— What to work on —
Pick out the lines containing "this".

— Information provided —
+ + + + + + +

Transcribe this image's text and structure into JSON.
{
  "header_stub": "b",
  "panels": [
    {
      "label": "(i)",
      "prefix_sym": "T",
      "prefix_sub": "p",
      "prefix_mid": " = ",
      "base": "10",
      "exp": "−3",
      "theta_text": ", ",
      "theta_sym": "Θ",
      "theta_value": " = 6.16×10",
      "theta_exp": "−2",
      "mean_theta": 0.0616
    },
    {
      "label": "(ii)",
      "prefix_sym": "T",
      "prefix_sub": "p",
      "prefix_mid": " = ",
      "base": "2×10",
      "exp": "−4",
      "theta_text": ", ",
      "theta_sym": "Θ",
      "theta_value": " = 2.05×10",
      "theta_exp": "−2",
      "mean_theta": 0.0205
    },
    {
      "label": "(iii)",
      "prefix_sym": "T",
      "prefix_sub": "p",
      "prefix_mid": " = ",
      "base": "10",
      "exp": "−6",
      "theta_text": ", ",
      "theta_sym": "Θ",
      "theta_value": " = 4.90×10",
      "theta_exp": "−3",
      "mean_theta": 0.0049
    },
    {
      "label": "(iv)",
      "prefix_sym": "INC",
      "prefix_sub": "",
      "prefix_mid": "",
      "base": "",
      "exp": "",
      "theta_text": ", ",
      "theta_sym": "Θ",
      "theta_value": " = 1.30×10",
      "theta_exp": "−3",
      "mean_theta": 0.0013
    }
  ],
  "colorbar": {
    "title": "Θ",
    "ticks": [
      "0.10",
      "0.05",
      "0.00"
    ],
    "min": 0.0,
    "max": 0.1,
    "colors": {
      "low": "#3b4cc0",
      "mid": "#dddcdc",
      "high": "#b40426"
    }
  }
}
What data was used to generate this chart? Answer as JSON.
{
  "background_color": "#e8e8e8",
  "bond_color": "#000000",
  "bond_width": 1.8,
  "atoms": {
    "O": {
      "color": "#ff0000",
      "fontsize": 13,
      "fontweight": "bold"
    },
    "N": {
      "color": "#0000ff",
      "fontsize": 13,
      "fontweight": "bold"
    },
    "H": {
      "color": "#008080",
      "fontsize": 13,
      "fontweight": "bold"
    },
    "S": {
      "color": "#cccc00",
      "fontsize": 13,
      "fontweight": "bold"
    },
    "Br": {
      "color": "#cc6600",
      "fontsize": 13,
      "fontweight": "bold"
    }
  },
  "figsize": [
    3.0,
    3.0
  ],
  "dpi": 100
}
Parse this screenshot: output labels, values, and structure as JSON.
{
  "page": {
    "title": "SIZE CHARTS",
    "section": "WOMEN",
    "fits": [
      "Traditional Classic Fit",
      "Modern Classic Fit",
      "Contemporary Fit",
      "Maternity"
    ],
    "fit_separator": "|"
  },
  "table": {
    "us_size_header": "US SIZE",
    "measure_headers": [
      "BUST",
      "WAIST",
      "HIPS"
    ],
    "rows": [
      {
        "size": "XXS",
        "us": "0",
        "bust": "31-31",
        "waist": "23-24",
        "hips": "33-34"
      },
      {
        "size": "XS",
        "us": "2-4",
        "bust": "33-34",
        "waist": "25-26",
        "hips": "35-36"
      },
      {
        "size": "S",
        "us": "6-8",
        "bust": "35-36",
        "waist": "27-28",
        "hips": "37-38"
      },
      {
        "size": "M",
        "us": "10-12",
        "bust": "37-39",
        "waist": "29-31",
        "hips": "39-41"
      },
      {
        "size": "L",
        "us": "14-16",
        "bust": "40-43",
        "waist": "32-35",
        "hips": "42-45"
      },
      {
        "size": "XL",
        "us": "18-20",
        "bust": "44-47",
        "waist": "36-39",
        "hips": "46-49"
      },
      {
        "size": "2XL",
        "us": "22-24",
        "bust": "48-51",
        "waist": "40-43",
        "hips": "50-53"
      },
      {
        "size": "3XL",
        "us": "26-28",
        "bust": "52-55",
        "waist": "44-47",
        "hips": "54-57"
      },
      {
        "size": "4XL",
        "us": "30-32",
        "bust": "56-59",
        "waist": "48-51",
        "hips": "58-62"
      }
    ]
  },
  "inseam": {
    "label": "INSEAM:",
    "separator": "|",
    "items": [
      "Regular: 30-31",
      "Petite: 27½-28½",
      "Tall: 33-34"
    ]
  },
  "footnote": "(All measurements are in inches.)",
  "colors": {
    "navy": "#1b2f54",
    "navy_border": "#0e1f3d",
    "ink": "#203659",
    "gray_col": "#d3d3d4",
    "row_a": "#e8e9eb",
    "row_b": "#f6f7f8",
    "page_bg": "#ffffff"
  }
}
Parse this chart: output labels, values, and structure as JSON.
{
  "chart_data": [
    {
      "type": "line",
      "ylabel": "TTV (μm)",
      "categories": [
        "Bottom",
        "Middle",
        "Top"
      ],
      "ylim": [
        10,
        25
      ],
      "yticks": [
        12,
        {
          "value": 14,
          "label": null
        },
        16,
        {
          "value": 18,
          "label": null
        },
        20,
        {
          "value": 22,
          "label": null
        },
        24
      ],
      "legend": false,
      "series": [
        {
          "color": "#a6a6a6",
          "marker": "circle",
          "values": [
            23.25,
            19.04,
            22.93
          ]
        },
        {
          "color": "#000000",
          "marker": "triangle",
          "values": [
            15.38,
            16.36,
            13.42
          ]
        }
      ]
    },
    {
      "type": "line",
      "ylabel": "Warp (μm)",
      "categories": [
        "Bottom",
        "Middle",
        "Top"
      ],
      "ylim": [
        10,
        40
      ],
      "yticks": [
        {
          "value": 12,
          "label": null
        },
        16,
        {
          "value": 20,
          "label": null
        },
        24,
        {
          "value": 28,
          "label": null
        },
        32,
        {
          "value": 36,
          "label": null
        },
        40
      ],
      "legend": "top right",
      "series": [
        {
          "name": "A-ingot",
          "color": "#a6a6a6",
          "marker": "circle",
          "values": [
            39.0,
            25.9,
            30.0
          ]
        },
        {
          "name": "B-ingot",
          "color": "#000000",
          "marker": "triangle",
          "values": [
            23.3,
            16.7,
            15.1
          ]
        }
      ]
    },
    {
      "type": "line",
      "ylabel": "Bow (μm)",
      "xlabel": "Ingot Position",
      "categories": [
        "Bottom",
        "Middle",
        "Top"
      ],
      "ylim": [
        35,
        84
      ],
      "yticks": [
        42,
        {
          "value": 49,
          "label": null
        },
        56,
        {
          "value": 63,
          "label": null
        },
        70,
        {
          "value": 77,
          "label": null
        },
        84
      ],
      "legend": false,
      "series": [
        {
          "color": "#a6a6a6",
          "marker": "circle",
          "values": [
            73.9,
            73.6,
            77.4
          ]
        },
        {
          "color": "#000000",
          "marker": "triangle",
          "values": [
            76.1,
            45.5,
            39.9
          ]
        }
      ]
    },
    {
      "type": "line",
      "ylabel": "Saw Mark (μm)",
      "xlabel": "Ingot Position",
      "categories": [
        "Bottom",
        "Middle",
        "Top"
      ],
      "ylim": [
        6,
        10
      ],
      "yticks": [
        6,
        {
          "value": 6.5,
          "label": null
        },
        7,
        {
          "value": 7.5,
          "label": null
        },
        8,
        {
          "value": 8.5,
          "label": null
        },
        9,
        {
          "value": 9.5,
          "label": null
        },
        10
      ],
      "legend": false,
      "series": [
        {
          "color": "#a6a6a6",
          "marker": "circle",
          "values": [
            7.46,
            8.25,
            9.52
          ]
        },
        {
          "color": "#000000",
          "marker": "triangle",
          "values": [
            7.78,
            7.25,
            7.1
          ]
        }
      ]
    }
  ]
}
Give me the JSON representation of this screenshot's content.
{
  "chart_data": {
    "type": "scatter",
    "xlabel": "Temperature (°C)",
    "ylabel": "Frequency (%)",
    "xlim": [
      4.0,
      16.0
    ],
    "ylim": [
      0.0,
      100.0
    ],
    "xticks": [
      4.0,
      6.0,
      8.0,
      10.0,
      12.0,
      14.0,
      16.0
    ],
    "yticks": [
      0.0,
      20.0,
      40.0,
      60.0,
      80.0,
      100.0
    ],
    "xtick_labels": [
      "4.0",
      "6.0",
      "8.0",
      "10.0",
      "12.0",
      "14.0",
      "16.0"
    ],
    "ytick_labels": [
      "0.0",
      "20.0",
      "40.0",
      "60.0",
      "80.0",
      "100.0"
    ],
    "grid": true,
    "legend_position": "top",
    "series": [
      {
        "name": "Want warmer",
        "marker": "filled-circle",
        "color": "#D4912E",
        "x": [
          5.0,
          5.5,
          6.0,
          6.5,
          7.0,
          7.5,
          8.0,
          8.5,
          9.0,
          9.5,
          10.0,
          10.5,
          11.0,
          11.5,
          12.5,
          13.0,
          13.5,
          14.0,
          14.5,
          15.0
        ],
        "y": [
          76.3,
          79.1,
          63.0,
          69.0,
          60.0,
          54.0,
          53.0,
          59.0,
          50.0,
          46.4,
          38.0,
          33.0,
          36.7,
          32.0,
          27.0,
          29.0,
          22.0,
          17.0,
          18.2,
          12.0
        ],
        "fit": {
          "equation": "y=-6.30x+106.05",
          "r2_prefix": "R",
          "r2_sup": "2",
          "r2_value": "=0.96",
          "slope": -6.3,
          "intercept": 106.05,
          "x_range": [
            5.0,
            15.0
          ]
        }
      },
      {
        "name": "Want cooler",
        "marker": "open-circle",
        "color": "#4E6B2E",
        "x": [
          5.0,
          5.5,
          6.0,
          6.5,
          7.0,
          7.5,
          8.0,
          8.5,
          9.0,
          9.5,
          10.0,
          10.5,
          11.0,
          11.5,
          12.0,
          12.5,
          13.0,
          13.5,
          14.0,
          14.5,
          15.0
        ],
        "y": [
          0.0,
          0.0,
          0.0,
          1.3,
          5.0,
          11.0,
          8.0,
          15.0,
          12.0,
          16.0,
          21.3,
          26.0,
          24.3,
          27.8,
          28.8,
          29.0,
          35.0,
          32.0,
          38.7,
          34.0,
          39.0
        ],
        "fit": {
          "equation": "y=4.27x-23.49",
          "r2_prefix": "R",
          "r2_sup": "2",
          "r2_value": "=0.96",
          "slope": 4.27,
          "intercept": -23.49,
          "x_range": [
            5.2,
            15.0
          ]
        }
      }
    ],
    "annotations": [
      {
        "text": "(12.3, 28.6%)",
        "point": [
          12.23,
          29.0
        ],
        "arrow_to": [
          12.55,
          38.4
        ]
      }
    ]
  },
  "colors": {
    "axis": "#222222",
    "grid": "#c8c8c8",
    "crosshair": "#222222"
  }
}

+ + + + + + +

— Worked solution —
Transcribe this image's text and structure into JSON.
What data was used to generate this chart? Answer as JSON.
Parse this screenshot: output labels, values, and structure as JSON.
Parse this chart: output labels, values, and structure as JSON.
Give me the JSON representation of this screenshot's content.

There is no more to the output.